Short problem
Pick out each line of the records that includes the string "Hollandia", and copy it.

----- Records for the task

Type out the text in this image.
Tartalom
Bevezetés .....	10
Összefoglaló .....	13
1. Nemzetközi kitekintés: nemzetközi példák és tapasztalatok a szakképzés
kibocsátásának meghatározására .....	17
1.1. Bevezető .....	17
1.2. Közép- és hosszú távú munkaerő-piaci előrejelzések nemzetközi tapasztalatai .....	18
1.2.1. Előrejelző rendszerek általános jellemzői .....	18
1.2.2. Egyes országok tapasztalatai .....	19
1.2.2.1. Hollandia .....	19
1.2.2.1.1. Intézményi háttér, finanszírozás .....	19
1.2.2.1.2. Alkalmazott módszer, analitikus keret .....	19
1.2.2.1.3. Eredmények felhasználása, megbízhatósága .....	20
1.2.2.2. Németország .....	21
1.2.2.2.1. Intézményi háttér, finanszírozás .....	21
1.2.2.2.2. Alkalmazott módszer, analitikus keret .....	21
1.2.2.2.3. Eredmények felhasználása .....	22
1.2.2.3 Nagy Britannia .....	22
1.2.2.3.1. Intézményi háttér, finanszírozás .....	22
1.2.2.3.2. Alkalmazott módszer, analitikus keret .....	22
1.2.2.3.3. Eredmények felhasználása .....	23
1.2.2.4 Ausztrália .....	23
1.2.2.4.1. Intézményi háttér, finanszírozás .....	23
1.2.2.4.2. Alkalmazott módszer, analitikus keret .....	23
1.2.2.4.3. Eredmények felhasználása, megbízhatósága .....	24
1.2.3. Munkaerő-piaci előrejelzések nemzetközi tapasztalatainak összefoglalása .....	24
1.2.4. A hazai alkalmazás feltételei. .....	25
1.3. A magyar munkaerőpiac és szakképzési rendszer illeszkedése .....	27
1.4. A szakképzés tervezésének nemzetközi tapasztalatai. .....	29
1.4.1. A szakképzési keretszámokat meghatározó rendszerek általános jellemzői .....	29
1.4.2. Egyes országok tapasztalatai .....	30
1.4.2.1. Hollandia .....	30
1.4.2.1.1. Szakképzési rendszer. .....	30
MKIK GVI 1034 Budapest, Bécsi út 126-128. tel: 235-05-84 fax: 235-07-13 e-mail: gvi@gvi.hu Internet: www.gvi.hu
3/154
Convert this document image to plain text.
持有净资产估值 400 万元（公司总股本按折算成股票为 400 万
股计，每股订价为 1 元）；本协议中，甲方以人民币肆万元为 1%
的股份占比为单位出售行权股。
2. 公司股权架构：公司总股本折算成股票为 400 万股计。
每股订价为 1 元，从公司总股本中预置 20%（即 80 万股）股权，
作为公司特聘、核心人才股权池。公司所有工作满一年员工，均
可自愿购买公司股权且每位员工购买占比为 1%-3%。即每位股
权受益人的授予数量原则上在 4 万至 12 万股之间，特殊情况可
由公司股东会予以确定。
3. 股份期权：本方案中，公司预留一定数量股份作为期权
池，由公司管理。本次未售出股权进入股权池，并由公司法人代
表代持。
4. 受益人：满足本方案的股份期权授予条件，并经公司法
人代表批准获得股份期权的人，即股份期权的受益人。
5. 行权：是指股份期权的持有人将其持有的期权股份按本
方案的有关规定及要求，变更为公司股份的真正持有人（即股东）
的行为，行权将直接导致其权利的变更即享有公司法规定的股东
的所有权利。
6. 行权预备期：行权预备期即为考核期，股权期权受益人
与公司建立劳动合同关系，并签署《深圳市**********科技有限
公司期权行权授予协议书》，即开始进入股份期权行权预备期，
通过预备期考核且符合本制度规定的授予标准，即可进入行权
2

----------

Finished exercise
1.2.2.1. Hollandia .....	19
1.4.2.1. Hollandia .....	30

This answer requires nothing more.